* [GIVEN TASK]:
Lines containing the word "линия" are to be located and copied.

___ RECORDS FOR THIS EXERCISE

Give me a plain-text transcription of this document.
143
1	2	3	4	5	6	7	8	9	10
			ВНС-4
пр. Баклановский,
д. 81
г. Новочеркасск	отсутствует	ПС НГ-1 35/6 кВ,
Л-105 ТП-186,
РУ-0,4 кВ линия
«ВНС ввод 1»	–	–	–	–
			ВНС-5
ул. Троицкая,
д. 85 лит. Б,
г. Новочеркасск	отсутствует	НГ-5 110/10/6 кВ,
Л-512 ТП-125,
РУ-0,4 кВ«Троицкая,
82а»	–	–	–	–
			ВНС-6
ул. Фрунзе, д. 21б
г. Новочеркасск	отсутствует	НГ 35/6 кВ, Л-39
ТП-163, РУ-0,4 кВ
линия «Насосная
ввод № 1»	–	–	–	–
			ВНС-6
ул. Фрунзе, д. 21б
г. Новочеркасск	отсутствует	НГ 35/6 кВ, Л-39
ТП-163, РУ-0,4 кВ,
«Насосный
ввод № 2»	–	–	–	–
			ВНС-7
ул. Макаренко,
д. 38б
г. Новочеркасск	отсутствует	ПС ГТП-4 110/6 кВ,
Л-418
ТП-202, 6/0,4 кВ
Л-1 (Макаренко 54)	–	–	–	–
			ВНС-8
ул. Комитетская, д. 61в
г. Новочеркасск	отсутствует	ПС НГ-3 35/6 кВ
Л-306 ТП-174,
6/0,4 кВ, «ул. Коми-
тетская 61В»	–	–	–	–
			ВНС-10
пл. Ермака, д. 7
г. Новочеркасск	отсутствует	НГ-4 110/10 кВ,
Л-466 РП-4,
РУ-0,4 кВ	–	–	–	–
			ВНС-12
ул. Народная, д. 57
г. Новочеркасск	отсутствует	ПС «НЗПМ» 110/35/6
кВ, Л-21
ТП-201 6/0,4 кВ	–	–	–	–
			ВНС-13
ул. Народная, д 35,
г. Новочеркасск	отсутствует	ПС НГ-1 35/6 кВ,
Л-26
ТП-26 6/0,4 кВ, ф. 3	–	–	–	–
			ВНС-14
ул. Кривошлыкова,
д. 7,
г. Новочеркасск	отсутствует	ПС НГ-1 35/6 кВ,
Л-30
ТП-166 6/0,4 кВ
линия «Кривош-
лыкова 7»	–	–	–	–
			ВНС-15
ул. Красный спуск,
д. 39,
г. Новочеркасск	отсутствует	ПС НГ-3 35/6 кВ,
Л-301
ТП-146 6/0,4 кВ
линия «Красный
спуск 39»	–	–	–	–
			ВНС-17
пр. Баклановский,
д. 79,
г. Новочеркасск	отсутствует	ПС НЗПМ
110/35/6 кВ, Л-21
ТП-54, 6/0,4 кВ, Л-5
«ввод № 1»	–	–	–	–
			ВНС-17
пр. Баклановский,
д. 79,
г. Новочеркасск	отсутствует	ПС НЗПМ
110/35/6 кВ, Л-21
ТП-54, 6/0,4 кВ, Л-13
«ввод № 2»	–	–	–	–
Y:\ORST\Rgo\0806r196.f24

______

* [RESULT]:
РУ-0,4 кВ линия
линия «Насосная
линия «Кривош-
линия «Красный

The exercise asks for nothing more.